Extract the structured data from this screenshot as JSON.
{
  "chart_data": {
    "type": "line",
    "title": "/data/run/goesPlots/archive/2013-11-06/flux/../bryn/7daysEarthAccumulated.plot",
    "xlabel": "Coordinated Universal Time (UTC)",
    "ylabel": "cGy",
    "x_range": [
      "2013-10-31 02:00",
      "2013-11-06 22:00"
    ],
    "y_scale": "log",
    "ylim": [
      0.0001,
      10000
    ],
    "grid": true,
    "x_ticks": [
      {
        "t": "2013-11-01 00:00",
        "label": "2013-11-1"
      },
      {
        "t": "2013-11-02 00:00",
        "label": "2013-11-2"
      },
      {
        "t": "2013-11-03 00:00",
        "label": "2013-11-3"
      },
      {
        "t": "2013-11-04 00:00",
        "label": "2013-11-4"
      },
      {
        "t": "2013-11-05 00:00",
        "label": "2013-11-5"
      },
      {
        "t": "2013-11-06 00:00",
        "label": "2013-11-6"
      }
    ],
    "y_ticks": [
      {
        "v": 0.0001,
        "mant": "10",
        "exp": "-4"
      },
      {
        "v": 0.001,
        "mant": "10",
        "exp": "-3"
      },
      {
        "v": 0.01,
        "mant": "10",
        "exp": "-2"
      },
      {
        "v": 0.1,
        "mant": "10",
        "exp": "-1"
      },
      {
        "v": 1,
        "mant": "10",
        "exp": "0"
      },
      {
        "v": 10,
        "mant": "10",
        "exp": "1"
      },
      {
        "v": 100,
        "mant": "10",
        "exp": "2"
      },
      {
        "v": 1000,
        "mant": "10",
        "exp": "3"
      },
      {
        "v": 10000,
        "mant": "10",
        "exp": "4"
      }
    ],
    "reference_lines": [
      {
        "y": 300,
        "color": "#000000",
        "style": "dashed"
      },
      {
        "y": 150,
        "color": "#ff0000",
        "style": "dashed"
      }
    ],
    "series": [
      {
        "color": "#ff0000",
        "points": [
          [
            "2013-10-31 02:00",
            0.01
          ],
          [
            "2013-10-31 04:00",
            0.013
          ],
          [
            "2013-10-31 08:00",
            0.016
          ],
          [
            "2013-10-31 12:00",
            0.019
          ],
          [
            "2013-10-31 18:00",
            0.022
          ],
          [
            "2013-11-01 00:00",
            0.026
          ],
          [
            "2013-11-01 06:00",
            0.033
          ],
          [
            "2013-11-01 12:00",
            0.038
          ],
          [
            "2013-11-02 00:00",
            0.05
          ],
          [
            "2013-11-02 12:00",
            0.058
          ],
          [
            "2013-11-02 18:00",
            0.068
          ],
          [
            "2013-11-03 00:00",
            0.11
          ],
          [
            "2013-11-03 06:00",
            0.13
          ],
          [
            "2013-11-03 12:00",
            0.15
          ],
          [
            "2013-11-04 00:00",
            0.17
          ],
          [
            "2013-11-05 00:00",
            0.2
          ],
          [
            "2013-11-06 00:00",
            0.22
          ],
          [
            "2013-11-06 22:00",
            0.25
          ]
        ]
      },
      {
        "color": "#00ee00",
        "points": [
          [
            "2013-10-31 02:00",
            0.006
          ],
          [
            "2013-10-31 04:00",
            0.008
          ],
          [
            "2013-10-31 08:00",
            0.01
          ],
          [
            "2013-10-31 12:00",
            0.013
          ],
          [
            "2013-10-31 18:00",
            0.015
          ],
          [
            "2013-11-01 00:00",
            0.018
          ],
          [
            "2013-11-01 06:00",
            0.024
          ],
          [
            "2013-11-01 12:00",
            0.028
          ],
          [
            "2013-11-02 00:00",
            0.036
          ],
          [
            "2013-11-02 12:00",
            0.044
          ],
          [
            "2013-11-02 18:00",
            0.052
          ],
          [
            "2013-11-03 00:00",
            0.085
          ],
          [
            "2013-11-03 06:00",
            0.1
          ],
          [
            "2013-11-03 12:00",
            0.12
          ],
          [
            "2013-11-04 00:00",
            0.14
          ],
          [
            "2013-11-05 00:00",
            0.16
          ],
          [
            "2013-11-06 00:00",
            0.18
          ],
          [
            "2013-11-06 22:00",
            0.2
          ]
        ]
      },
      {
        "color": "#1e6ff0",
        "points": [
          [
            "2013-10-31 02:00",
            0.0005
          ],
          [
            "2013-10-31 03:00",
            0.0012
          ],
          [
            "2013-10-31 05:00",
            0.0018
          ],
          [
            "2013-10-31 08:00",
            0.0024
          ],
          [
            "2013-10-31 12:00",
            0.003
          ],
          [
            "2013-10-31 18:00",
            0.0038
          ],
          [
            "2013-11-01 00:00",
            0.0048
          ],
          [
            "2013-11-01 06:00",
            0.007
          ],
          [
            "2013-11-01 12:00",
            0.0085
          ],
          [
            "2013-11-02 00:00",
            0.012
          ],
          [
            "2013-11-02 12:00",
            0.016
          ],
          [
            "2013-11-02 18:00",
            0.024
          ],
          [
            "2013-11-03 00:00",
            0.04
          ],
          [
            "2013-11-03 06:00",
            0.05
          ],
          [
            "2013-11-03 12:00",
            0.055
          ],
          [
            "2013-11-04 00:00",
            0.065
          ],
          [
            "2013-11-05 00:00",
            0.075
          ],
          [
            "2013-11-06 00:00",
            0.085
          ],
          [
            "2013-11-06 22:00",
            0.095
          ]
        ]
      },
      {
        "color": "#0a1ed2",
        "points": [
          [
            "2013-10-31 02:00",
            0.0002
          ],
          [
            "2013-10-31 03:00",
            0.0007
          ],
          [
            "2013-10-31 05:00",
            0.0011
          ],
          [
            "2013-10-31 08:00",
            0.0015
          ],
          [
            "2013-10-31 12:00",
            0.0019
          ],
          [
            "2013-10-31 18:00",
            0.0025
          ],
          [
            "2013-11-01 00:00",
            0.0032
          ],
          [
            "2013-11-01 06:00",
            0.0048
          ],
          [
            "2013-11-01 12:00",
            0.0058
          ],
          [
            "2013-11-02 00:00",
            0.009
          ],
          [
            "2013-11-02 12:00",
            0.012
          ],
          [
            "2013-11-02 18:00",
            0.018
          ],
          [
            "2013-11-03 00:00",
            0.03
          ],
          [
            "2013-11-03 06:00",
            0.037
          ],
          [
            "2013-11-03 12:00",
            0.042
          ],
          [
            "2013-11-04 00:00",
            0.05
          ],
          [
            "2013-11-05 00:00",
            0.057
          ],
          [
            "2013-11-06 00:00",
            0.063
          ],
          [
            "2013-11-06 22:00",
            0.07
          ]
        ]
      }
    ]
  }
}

#####

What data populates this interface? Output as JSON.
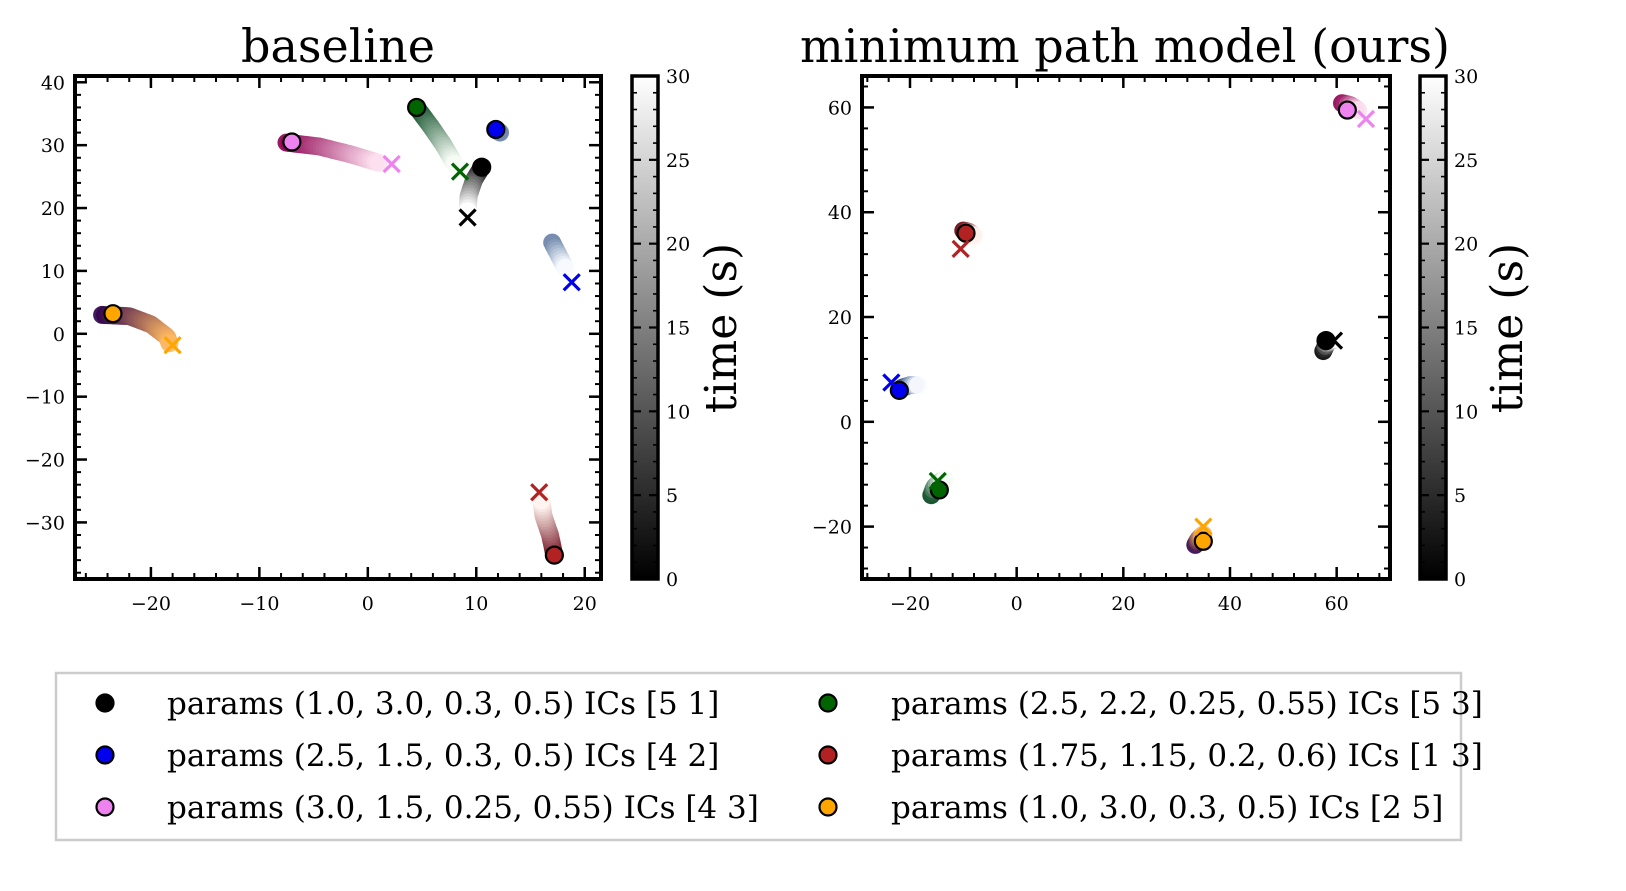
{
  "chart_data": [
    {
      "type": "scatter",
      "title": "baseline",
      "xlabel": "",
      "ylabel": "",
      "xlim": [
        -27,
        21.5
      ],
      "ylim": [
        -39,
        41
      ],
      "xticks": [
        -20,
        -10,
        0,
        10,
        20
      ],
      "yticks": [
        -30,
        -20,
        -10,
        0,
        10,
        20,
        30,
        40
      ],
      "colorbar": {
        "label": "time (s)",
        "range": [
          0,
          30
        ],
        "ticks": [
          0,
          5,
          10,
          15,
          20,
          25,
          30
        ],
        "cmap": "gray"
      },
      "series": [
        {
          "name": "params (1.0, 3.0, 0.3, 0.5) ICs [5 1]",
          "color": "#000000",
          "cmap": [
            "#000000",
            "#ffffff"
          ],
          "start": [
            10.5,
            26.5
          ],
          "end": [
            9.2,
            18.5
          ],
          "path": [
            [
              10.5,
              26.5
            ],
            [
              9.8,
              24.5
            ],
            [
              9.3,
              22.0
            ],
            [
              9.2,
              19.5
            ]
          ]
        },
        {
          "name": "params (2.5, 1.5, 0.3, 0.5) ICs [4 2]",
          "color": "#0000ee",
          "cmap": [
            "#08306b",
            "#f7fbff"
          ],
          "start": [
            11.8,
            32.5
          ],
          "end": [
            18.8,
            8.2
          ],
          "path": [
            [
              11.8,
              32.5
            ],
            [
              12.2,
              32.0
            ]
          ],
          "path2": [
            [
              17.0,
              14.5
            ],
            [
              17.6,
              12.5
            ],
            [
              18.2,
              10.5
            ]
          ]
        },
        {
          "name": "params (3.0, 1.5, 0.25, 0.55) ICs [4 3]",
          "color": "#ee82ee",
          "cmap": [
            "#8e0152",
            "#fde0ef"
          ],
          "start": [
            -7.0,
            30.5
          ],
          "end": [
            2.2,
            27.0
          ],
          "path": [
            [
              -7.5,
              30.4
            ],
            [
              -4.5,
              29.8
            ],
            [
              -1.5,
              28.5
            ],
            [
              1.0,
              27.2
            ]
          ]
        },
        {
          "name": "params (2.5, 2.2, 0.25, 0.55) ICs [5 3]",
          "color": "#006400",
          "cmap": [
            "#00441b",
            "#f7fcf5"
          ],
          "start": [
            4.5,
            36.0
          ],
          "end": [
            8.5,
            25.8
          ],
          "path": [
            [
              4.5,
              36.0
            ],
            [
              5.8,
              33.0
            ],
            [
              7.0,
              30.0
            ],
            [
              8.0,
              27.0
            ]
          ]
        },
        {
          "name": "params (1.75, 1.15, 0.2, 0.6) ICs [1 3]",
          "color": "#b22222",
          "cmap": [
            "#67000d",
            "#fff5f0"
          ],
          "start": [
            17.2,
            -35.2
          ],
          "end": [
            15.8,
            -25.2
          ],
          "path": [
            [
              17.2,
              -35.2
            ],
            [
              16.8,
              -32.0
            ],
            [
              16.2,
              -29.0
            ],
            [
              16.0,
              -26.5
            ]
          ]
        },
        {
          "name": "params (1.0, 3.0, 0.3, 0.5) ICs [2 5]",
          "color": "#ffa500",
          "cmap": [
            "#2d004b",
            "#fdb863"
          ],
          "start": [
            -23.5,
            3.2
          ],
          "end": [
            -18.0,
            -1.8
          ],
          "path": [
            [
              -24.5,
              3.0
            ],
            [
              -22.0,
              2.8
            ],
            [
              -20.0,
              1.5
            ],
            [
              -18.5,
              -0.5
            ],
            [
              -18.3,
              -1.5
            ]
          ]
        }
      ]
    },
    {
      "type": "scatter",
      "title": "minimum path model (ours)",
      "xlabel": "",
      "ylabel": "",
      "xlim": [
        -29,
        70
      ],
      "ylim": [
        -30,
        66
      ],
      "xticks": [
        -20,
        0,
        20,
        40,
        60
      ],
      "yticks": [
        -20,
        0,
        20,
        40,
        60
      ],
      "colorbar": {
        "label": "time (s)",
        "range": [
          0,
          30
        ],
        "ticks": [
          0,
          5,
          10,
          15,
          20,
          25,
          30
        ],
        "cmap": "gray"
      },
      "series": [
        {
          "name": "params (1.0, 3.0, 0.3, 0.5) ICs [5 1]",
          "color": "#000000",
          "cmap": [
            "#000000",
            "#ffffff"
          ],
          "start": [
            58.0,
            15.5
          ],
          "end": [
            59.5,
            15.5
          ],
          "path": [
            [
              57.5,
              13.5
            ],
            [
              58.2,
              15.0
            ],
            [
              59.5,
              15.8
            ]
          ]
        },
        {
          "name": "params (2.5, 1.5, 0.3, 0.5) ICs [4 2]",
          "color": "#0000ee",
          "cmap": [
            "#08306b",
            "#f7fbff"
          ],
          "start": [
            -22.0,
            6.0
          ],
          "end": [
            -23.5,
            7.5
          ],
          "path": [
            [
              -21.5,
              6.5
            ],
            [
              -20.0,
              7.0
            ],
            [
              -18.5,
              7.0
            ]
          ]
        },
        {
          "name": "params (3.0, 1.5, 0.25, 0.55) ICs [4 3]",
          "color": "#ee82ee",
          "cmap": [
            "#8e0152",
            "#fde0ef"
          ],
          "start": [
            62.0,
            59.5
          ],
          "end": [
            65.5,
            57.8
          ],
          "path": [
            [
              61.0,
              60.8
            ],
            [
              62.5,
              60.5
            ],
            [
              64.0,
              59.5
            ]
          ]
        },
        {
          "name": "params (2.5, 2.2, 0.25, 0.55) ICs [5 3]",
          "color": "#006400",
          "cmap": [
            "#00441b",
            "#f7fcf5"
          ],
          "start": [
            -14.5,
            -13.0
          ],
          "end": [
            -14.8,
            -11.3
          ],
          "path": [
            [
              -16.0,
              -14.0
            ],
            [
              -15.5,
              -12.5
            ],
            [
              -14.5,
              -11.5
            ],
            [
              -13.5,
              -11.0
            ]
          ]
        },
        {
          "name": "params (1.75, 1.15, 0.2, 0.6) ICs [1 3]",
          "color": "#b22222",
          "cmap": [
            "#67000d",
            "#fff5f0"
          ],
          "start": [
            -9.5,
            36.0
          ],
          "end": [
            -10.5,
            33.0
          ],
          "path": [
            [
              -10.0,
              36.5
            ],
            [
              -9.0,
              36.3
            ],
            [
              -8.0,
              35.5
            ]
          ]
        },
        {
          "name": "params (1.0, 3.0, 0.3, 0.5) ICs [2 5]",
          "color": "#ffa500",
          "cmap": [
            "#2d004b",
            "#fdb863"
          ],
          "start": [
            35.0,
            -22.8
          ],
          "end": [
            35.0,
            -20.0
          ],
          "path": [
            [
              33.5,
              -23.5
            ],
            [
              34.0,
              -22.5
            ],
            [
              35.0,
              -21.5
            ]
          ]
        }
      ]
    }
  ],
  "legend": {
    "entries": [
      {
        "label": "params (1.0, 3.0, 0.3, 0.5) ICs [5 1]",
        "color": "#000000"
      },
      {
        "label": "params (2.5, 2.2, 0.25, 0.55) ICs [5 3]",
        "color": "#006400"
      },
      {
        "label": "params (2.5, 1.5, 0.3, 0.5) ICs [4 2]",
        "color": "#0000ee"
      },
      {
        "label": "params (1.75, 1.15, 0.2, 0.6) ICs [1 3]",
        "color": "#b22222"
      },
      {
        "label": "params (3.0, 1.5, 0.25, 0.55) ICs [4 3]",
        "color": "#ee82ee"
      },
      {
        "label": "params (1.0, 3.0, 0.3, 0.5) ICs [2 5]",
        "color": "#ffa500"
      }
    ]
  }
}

#####

WHAT NEEDS TO BE DONE: In the listing above, find each line with the word "this" and copy it.

ANSWER TO THE TASK:
Extract the structured data from this screenshot as JSON.
What data populates this interface? Output as JSON.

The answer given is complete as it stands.